Your task is to extract every line from the material below exactly.

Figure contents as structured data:

* start *

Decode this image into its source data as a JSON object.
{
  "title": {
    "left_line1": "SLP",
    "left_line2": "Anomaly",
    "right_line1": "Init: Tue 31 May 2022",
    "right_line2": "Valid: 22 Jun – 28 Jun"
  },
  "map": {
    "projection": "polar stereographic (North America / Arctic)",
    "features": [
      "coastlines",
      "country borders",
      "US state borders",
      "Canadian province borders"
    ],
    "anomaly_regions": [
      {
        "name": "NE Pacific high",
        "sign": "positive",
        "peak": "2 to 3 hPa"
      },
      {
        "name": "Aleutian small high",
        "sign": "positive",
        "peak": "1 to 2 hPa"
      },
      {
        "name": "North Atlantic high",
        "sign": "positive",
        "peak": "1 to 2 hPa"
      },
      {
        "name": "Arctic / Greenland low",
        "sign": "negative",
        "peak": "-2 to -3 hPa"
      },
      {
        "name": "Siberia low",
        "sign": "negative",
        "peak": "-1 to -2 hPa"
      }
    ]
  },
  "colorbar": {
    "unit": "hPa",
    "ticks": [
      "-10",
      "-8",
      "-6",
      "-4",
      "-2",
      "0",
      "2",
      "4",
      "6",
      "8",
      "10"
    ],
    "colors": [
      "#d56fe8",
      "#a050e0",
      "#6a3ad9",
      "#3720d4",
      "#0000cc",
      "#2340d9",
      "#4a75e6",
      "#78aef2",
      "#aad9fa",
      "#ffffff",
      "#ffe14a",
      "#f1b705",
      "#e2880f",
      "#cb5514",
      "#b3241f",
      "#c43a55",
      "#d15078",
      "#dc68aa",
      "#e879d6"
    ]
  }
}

* end *

> [THE SOLUTION]
Decode this image into its source data as a JSON object.
{
  "title": {
    "left_line1": "SLP",
    "left_line2": "Anomaly",
    "right_line1": "Init: Tue 31 May 2022",
    "right_line2": "Valid: 22 Jun – 28 Jun"
  },
  "map": {
    "projection": "polar stereographic (North America / Arctic)",
    "features": [
      "coastlines",
      "country borders",
      "US state borders",
      "Canadian province borders"
    ],
    "anomaly_regions": [
      {
        "name": "NE Pacific high",
        "sign": "positive",
        "peak": "2 to 3 hPa"
      },
      {
        "name": "Aleutian small high",
        "sign": "positive",
        "peak": "1 to 2 hPa"
      },
      {
        "name": "North Atlantic high",
        "sign": "positive",
        "peak": "1 to 2 hPa"
      },
      {
        "name": "Arctic / Greenland low",
        "sign": "negative",
        "peak": "-2 to -3 hPa"
      },
      {
        "name": "Siberia low",
        "sign": "negative",
        "peak": "-1 to -2 hPa"
      }
    ]
  },
  "colorbar": {
    "unit": "hPa",
    "ticks": [
      "-10",
      "-8",
      "-6",
      "-4",
      "-2",
      "0",
      "2",
      "4",
      "6",
      "8",
      "10"
    ],
    "colors": [
      "#d56fe8",
      "#a050e0",
      "#6a3ad9",
      "#3720d4",
      "#0000cc",
      "#2340d9",
      "#4a75e6",
      "#78aef2",
      "#aad9fa",
      "#ffffff",
      "#ffe14a",
      "#f1b705",
      "#e2880f",
      "#cb5514",
      "#b3241f",
      "#c43a55",
      "#d15078",
      "#dc68aa",
      "#e879d6"
    ]
  }
}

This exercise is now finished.